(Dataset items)
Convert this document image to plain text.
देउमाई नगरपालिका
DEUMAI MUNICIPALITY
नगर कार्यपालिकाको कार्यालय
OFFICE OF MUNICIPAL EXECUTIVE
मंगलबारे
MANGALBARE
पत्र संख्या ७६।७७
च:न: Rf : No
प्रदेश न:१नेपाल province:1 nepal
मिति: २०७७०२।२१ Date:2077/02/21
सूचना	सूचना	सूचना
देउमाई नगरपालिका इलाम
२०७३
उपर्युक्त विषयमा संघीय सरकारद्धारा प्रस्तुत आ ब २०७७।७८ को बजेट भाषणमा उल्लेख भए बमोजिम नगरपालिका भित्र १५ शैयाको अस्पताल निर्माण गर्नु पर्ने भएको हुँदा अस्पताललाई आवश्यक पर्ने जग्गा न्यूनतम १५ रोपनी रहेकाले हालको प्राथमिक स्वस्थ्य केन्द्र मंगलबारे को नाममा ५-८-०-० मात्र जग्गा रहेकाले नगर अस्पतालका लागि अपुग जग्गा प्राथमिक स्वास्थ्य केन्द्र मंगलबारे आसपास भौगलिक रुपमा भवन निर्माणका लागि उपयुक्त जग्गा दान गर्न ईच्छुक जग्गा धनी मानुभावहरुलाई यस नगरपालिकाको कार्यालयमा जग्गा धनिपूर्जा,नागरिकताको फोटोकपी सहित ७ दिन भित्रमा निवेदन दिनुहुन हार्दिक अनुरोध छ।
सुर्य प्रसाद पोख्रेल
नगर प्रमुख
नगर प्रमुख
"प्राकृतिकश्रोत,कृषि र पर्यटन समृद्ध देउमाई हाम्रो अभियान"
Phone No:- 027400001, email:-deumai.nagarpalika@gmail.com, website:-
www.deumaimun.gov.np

DIRECTION. Repeat the material in full, exactly as it stands.

RESPONSE TO THE TASK.
Convert this document image to plain text.
देउमाई नगरपालिका
DEUMAI MUNICIPALITY
नगर कार्यपालिकाको कार्यालय
OFFICE OF MUNICIPAL EXECUTIVE
मंगलबारे
MANGALBARE
पत्र संख्या ७६।७७
च:न: Rf : No
प्रदेश न:१नेपाल province:1 nepal
मिति: २०७७०२।२१ Date:2077/02/21
सूचना	सूचना	सूचना
देउमाई नगरपालिका इलाम
२०७३
उपर्युक्त विषयमा संघीय सरकारद्धारा प्रस्तुत आ ब २०७७।७८ को बजेट भाषणमा उल्लेख भए बमोजिम नगरपालिका भित्र १५ शैयाको अस्पताल निर्माण गर्नु पर्ने भएको हुँदा अस्पताललाई आवश्यक पर्ने जग्गा न्यूनतम १५ रोपनी रहेकाले हालको प्राथमिक स्वस्थ्य केन्द्र मंगलबारे को नाममा ५-८-०-० मात्र जग्गा रहेकाले नगर अस्पतालका लागि अपुग जग्गा प्राथमिक स्वास्थ्य केन्द्र मंगलबारे आसपास भौगलिक रुपमा भवन निर्माणका लागि उपयुक्त जग्गा दान गर्न ईच्छुक जग्गा धनी मानुभावहरुलाई यस नगरपालिकाको कार्यालयमा जग्गा धनिपूर्जा,नागरिकताको फोटोकपी सहित ७ दिन भित्रमा निवेदन दिनुहुन हार्दिक अनुरोध छ।
सुर्य प्रसाद पोख्रेल
नगर प्रमुख
नगर प्रमुख
"प्राकृतिकश्रोत,कृषि र पर्यटन समृद्ध देउमाई हाम्रो अभियान"
Phone No:- 027400001, email:-deumai.nagarpalika@gmail.com, website:-
www.deumaimun.gov.np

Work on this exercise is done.